• **Task requirements**:
Pictures do not belong in the copy; transcribe everything else in the records exactly.

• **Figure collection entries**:
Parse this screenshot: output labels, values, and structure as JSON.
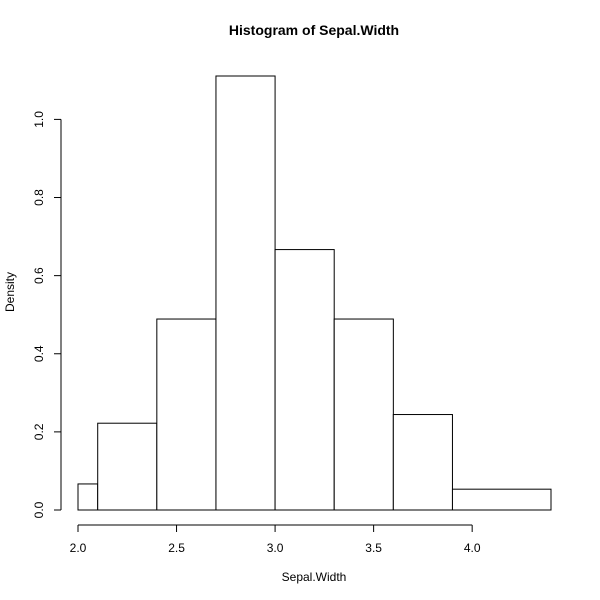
{
  "chart_data": {
    "type": "bar",
    "title": "Histogram of Sepal.Width",
    "xlabel": "Sepal.Width",
    "ylabel": "Density",
    "bins": [
      {
        "start": 2.0,
        "end": 2.1,
        "density": 0.0667
      },
      {
        "start": 2.1,
        "end": 2.4,
        "density": 0.2222
      },
      {
        "start": 2.4,
        "end": 2.7,
        "density": 0.4889
      },
      {
        "start": 2.7,
        "end": 3.0,
        "density": 1.1111
      },
      {
        "start": 3.0,
        "end": 3.3,
        "density": 0.6667
      },
      {
        "start": 3.3,
        "end": 3.6,
        "density": 0.4889
      },
      {
        "start": 3.6,
        "end": 3.9,
        "density": 0.2444
      },
      {
        "start": 3.9,
        "end": 4.4,
        "density": 0.0533
      }
    ],
    "xlim": [
      2.0,
      4.4
    ],
    "ylim": [
      0,
      1.1111
    ],
    "x_ticks": [
      2.0,
      2.5,
      3.0,
      3.5,
      4.0
    ],
    "x_tick_labels": [
      "2.0",
      "2.5",
      "3.0",
      "3.5",
      "4.0"
    ],
    "y_ticks": [
      0,
      0.2,
      0.4,
      0.6,
      0.8,
      1.0
    ],
    "y_tick_labels": [
      "0.0",
      "0.2",
      "0.4",
      "0.6",
      "0.8",
      "1.0"
    ],
    "grid": false,
    "legend": "none",
    "bar_fill": "#ffffff",
    "bar_stroke": "#000000"
  }
}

• **Exercise result**:
Parse this screenshot: output labels, values, and structure as JSON.
{
  "chart_data": {
    "type": "bar",
    "title": "Histogram of Sepal.Width",
    "xlabel": "Sepal.Width",
    "ylabel": "Density",
    "bins": [
      {
        "start": 2.0,
        "end": 2.1,
        "density": 0.0667
      },
      {
        "start": 2.1,
        "end": 2.4,
        "density": 0.2222
      },
      {
        "start": 2.4,
        "end": 2.7,
        "density": 0.4889
      },
      {
        "start": 2.7,
        "end": 3.0,
        "density": 1.1111
      },
      {
        "start": 3.0,
        "end": 3.3,
        "density": 0.6667
      },
      {
        "start": 3.3,
        "end": 3.6,
        "density": 0.4889
      },
      {
        "start": 3.6,
        "end": 3.9,
        "density": 0.2444
      },
      {
        "start": 3.9,
        "end": 4.4,
        "density": 0.0533
      }
    ],
    "xlim": [
      2.0,
      4.4
    ],
    "ylim": [
      0,
      1.1111
    ],
    "x_ticks": [
      2.0,
      2.5,
      3.0,
      3.5,
      4.0
    ],
    "x_tick_labels": [
      "2.0",
      "2.5",
      "3.0",
      "3.5",
      "4.0"
    ],
    "y_ticks": [
      0,
      0.2,
      0.4,
      0.6,
      0.8,
      1.0
    ],
    "y_tick_labels": [
      "0.0",
      "0.2",
      "0.4",
      "0.6",
      "0.8",
      "1.0"
    ],
    "grid": false,
    "legend": "none",
    "bar_fill": "#ffffff",
    "bar_stroke": "#000000"
  }
}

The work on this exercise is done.